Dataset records
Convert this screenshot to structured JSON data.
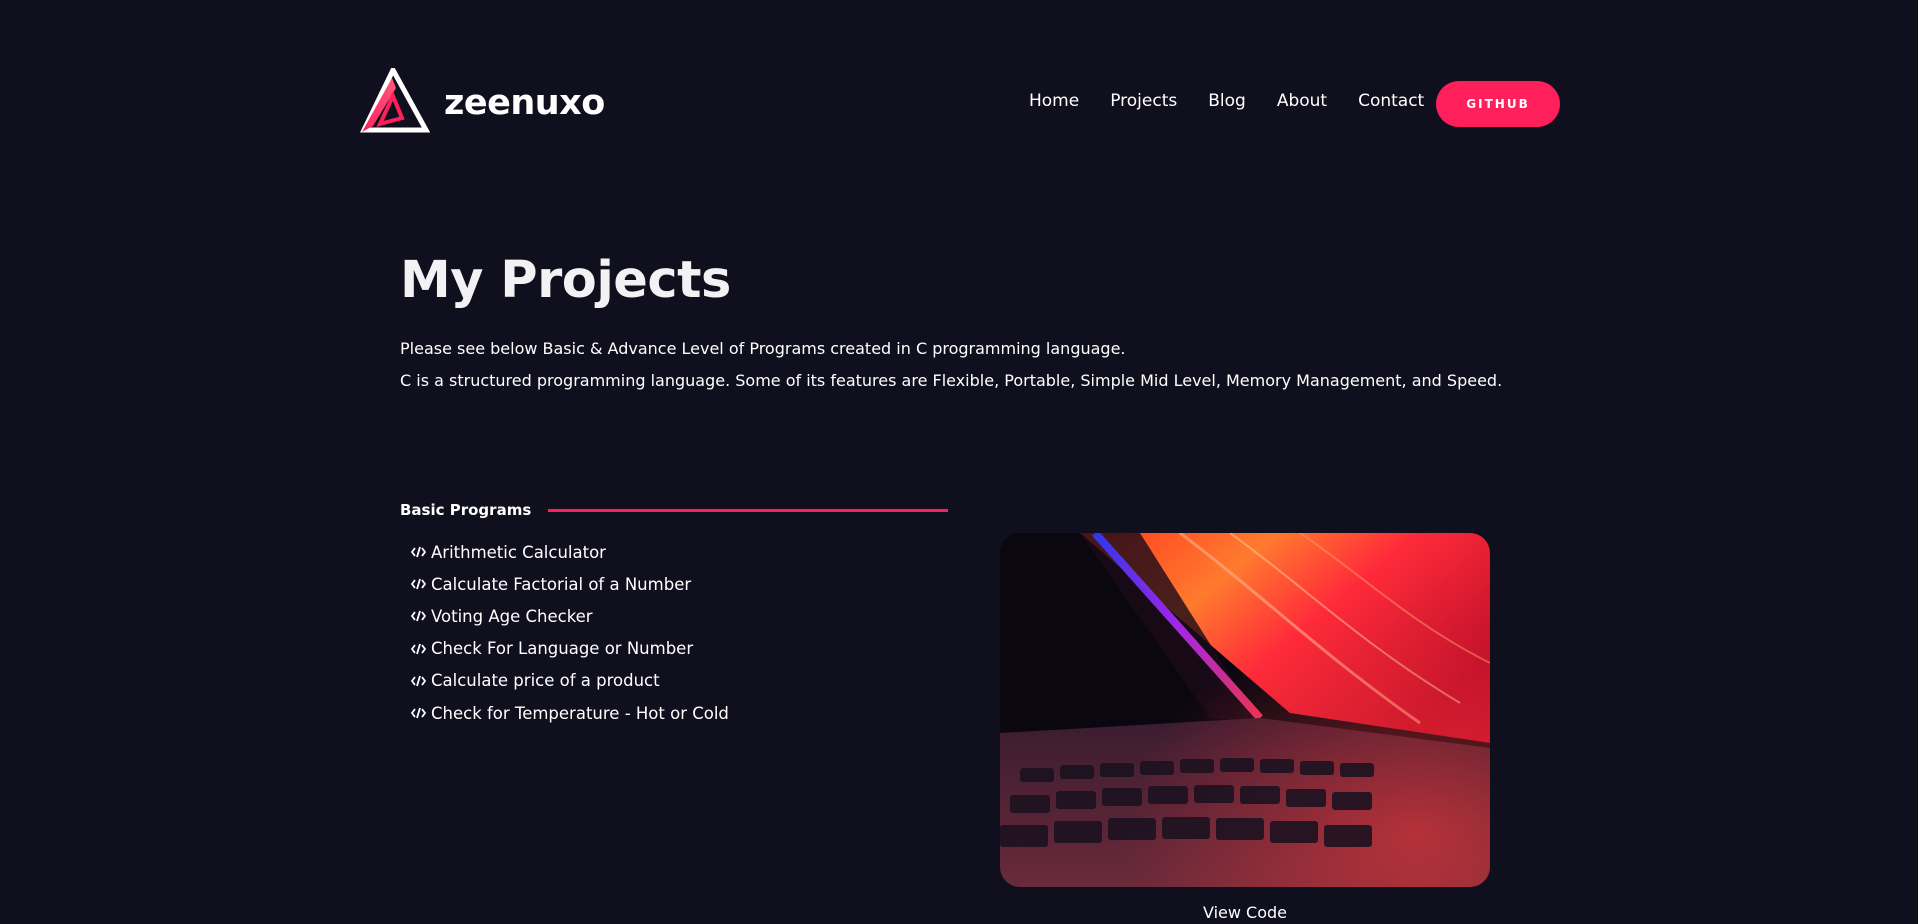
{
  "brand": {
    "name": "zeenuxo",
    "accent": "#ff1f5a",
    "background": "#100f1d"
  },
  "nav": {
    "items": [
      "Home",
      "Projects",
      "Blog",
      "About",
      "Contact"
    ],
    "github_label": "GITHUB"
  },
  "hero": {
    "title": "My Projects",
    "lines": [
      "Please see below Basic & Advance Level of Programs created in C programming language.",
      "C is a structured programming language. Some of its features are Flexible, Portable, Simple Mid Level, Memory Management, and Speed."
    ]
  },
  "section": {
    "title": "Basic Programs",
    "item_icon": "code-icon",
    "items": [
      "Arithmetic Calculator",
      "Calculate Factorial of a Number",
      "Voting Age Checker",
      "Check For Language or Number",
      "Calculate price of a product",
      "Check for Temperature - Hot or Cold"
    ]
  },
  "project": {
    "link_label": "View Code"
  }
}
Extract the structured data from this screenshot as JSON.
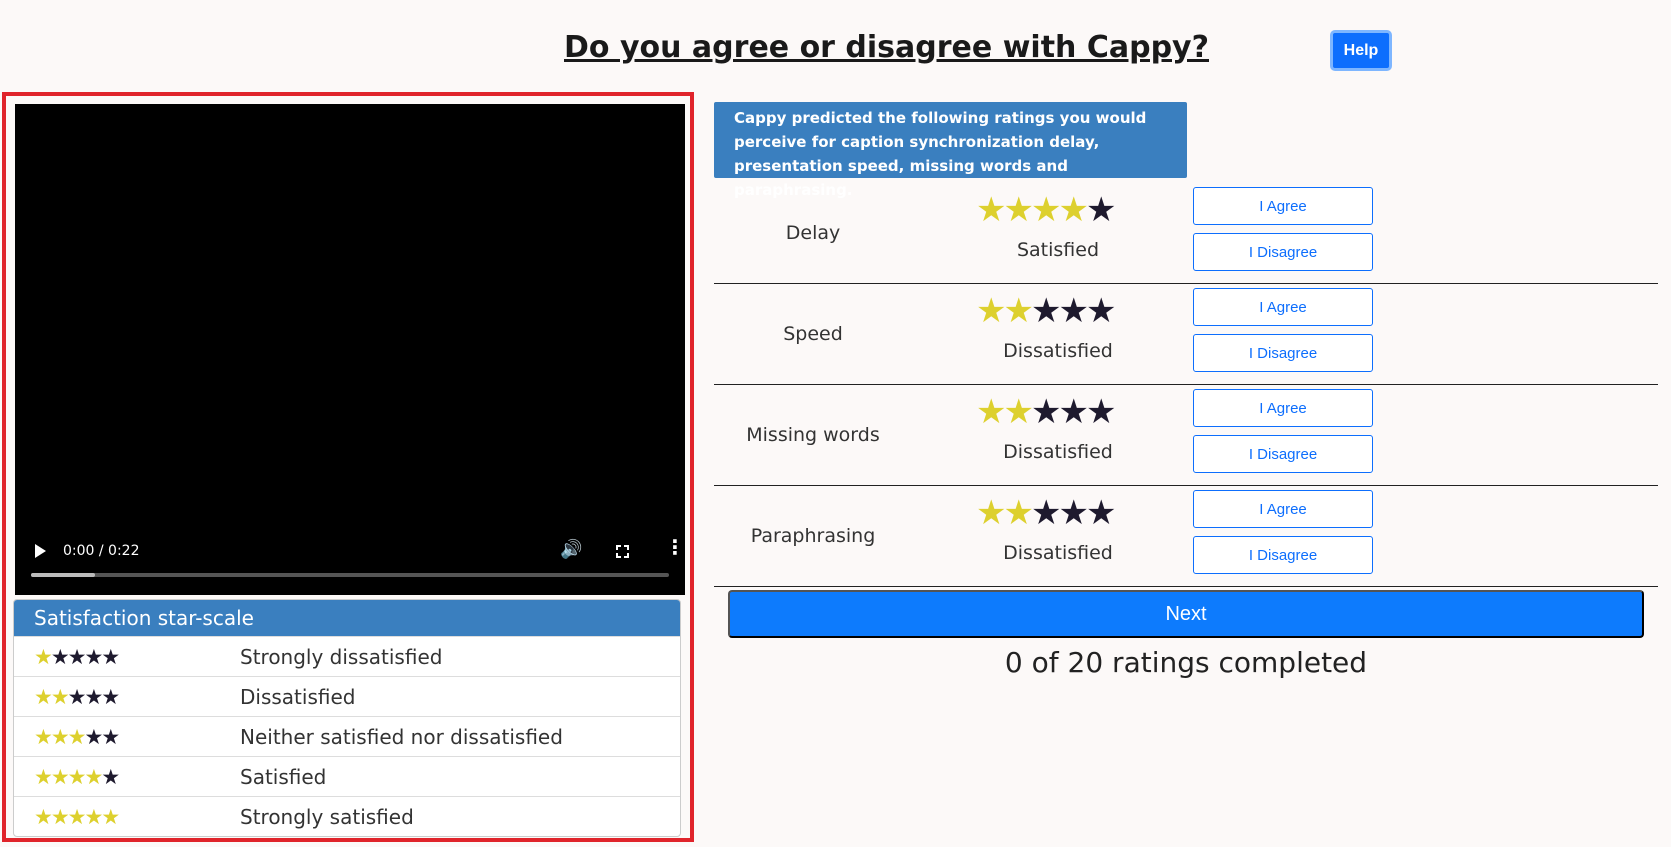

Goal of the exercise: Reproduce each line from the records that contains the word "Number".

Response to this exercise:
      "Calculate Factorial of a Number",
      "Check For Language or Number",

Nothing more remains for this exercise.